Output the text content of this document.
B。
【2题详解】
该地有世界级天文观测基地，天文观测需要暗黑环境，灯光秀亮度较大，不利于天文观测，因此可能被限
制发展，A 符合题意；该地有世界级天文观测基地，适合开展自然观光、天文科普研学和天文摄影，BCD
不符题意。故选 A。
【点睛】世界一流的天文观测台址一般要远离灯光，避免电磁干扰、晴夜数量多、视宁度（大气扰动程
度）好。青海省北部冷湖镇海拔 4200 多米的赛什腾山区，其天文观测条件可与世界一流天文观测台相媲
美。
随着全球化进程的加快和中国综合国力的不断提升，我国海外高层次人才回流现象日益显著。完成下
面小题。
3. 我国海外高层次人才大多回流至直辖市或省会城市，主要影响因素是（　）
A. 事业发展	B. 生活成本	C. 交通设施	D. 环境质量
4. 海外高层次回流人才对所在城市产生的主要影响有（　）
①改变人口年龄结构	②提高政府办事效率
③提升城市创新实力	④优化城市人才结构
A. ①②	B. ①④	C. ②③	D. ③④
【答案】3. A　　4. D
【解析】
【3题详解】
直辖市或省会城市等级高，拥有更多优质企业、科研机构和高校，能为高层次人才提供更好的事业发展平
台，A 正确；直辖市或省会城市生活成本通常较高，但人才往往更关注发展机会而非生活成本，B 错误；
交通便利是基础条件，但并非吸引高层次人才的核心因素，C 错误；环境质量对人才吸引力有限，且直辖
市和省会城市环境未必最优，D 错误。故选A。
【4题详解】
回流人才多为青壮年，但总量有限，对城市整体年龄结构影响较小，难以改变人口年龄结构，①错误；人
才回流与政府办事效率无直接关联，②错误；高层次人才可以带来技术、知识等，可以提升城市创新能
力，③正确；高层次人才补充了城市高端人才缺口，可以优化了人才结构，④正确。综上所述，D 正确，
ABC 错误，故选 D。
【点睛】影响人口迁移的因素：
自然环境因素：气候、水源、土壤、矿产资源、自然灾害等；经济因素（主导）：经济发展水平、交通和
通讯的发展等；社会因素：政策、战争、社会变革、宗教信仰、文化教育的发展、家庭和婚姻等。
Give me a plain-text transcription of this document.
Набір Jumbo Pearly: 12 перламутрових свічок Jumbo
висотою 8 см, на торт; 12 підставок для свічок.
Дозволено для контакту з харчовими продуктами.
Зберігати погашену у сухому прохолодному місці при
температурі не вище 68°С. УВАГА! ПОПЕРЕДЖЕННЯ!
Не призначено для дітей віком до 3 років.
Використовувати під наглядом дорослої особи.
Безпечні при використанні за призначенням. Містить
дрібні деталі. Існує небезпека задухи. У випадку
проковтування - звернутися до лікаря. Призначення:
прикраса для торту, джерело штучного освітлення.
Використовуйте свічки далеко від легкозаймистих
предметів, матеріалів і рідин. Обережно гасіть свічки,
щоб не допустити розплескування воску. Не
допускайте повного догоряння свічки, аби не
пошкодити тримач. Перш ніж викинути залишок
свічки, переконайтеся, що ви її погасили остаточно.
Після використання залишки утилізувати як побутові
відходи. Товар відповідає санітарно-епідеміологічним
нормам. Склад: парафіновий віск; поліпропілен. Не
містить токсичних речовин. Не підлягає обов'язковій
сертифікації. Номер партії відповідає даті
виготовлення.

Task details: Every record should be repeated exactly; please leave none out.

Answer to the problem:
Output the text content of this document.
B。
【2题详解】
该地有世界级天文观测基地，天文观测需要暗黑环境，灯光秀亮度较大，不利于天文观测，因此可能被限
制发展，A 符合题意；该地有世界级天文观测基地，适合开展自然观光、天文科普研学和天文摄影，BCD
不符题意。故选 A。
【点睛】世界一流的天文观测台址一般要远离灯光，避免电磁干扰、晴夜数量多、视宁度（大气扰动程
度）好。青海省北部冷湖镇海拔 4200 多米的赛什腾山区，其天文观测条件可与世界一流天文观测台相媲
美。
随着全球化进程的加快和中国综合国力的不断提升，我国海外高层次人才回流现象日益显著。完成下
面小题。
3. 我国海外高层次人才大多回流至直辖市或省会城市，主要影响因素是（　）
A. 事业发展	B. 生活成本	C. 交通设施	D. 环境质量
4. 海外高层次回流人才对所在城市产生的主要影响有（　）
①改变人口年龄结构	②提高政府办事效率
③提升城市创新实力	④优化城市人才结构
A. ①②	B. ①④	C. ②③	D. ③④
【答案】3. A　　4. D
【解析】
【3题详解】
直辖市或省会城市等级高，拥有更多优质企业、科研机构和高校，能为高层次人才提供更好的事业发展平
台，A 正确；直辖市或省会城市生活成本通常较高，但人才往往更关注发展机会而非生活成本，B 错误；
交通便利是基础条件，但并非吸引高层次人才的核心因素，C 错误；环境质量对人才吸引力有限，且直辖
市和省会城市环境未必最优，D 错误。故选A。
【4题详解】
回流人才多为青壮年，但总量有限，对城市整体年龄结构影响较小，难以改变人口年龄结构，①错误；人
才回流与政府办事效率无直接关联，②错误；高层次人才可以带来技术、知识等，可以提升城市创新能
力，③正确；高层次人才补充了城市高端人才缺口，可以优化了人才结构，④正确。综上所述，D 正确，
ABC 错误，故选 D。
【点睛】影响人口迁移的因素：
自然环境因素：气候、水源、土壤、矿产资源、自然灾害等；经济因素（主导）：经济发展水平、交通和
通讯的发展等；社会因素：政策、战争、社会变革、宗教信仰、文化教育的发展、家庭和婚姻等。
Give me a plain-text transcription of this document.
Набір Jumbo Pearly: 12 перламутрових свічок Jumbo
висотою 8 см, на торт; 12 підставок для свічок.
Дозволено для контакту з харчовими продуктами.
Зберігати погашену у сухому прохолодному місці при
температурі не вище 68°С. УВАГА! ПОПЕРЕДЖЕННЯ!
Не призначено для дітей віком до 3 років.
Використовувати під наглядом дорослої особи.
Безпечні при використанні за призначенням. Містить
дрібні деталі. Існує небезпека задухи. У випадку
проковтування - звернутися до лікаря. Призначення:
прикраса для торту, джерело штучного освітлення.
Використовуйте свічки далеко від легкозаймистих
предметів, матеріалів і рідин. Обережно гасіть свічки,
щоб не допустити розплескування воску. Не
допускайте повного догоряння свічки, аби не
пошкодити тримач. Перш ніж викинути залишок
свічки, переконайтеся, що ви її погасили остаточно.
Після використання залишки утилізувати як побутові
відходи. Товар відповідає санітарно-епідеміологічним
нормам. Склад: парафіновий віск; поліпропілен. Не
містить токсичних речовин. Не підлягає обов'язковій
сертифікації. Номер партії відповідає даті
виготовлення.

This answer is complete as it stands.